◆ Input data:
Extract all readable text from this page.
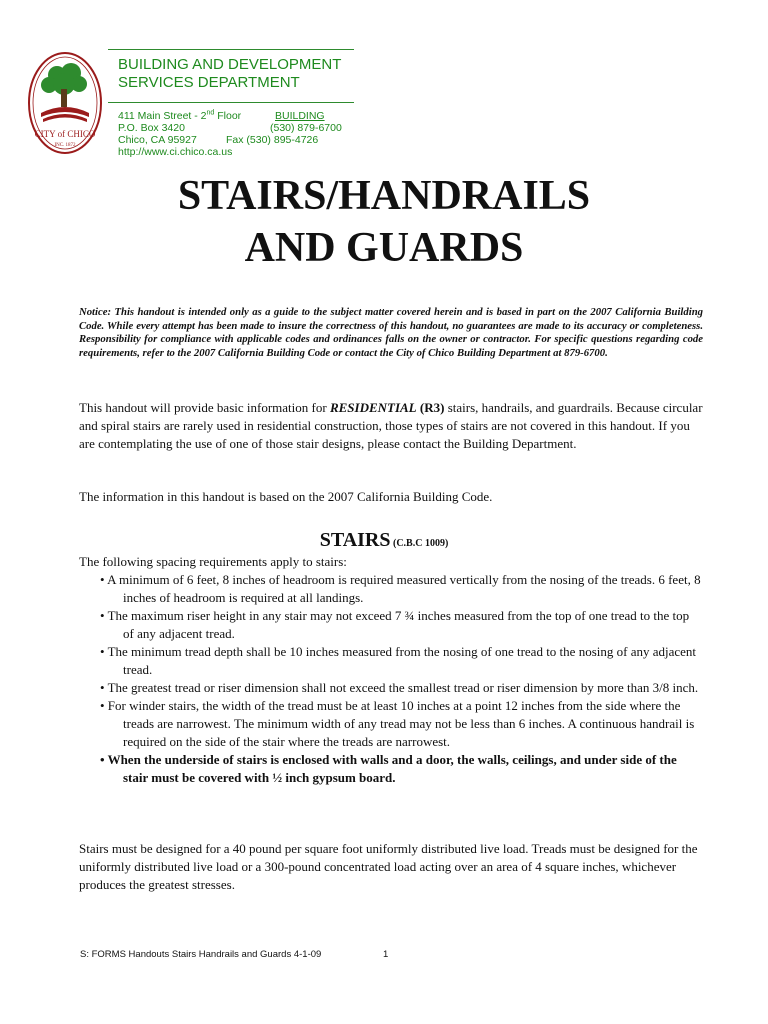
CITY of CHICO
INC. 1872
BUILDING AND DEVELOPMENT
SERVICES DEPARTMENT
411 Main Street - 2nd Floor	BUILDING
P.O. Box 3420	(530) 879-6700
Chico, CA 95927	Fax (530) 895-4726
http://www.ci.chico.ca.us
STAIRS/HANDRAILS
AND GUARDS
Notice: This handout is intended only as a guide to the subject matter covered herein and is based in part on the 2007 California Building Code. While every attempt has been made to insure the correctness of this handout, no guarantees are made to its accuracy or completeness. Responsibility for compliance with applicable codes and ordinances falls on the owner or contractor. For specific questions regarding code requirements, refer to the 2007 California Building Code or contact the City of Chico Building Department at 879-6700.
This handout will provide basic information for RESIDENTIAL (R3) stairs, handrails, and guardrails. Because circular and spiral stairs are rarely used in residential construction, those types of stairs are not covered in this handout. If you are contemplating the use of one of those stair designs, please contact the Building Department.
The information in this handout is based on the 2007 California Building Code.
STAIRS (C.B.C 1009)
The following spacing requirements apply to stairs:
• A minimum of 6 feet, 8 inches of headroom is required measured vertically from the nosing of the treads. 6 feet, 8 inches of headroom is required at all landings.
• The maximum riser height in any stair may not exceed 7 ¾ inches measured from the top of one tread to the top of any adjacent tread.
• The minimum tread depth shall be 10 inches measured from the nosing of one tread to the nosing of any adjacent tread.
• The greatest tread or riser dimension shall not exceed the smallest tread or riser dimension by more than 3/8 inch.
• For winder stairs, the width of the tread must be at least 10 inches at a point 12 inches from the side where the treads are narrowest. The minimum width of any tread may not be less than 6 inches. A continuous handrail is required on the side of the stair where the treads are narrowest.
• When the underside of stairs is enclosed with walls and a door, the walls, ceilings, and under side of the stair must be covered with ½ inch gypsum board.
Stairs must be designed for a 40 pound per square foot uniformly distributed live load. Treads must be designed for the uniformly distributed live load or a 300-pound concentrated load acting over an area of 4 square inches, whichever produces the greatest stresses.
S: FORMS Handouts Stairs Handrails and Guards 4-1-09	1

◆ Short problem: Repeat the material exactly as it reads, without any of its pictures.

◆ Task solution:
Extract all readable text from this page.
CITY of CHICO
INC. 1872
BUILDING AND DEVELOPMENT
SERVICES DEPARTMENT
411 Main Street - 2nd Floor	BUILDING
P.O. Box 3420	(530) 879-6700
Chico, CA 95927	Fax (530) 895-4726
http://www.ci.chico.ca.us
STAIRS/HANDRAILS
AND GUARDS
Notice: This handout is intended only as a guide to the subject matter covered herein and is based in part on the 2007 California Building Code. While every attempt has been made to insure the correctness of this handout, no guarantees are made to its accuracy or completeness. Responsibility for compliance with applicable codes and ordinances falls on the owner or contractor. For specific questions regarding code requirements, refer to the 2007 California Building Code or contact the City of Chico Building Department at 879-6700.
This handout will provide basic information for RESIDENTIAL (R3) stairs, handrails, and guardrails. Because circular and spiral stairs are rarely used in residential construction, those types of stairs are not covered in this handout. If you are contemplating the use of one of those stair designs, please contact the Building Department.
The information in this handout is based on the 2007 California Building Code.
STAIRS (C.B.C 1009)
The following spacing requirements apply to stairs:
• A minimum of 6 feet, 8 inches of headroom is required measured vertically from the nosing of the treads. 6 feet, 8 inches of headroom is required at all landings.
• The maximum riser height in any stair may not exceed 7 ¾ inches measured from the top of one tread to the top of any adjacent tread.
• The minimum tread depth shall be 10 inches measured from the nosing of one tread to the nosing of any adjacent tread.
• The greatest tread or riser dimension shall not exceed the smallest tread or riser dimension by more than 3/8 inch.
• For winder stairs, the width of the tread must be at least 10 inches at a point 12 inches from the side where the treads are narrowest. The minimum width of any tread may not be less than 6 inches. A continuous handrail is required on the side of the stair where the treads are narrowest.
• When the underside of stairs is enclosed with walls and a door, the walls, ceilings, and under side of the stair must be covered with ½ inch gypsum board.
Stairs must be designed for a 40 pound per square foot uniformly distributed live load. Treads must be designed for the uniformly distributed live load or a 300-pound concentrated load acting over an area of 4 square inches, whichever produces the greatest stresses.
S: FORMS Handouts Stairs Handrails and Guards 4-1-09	1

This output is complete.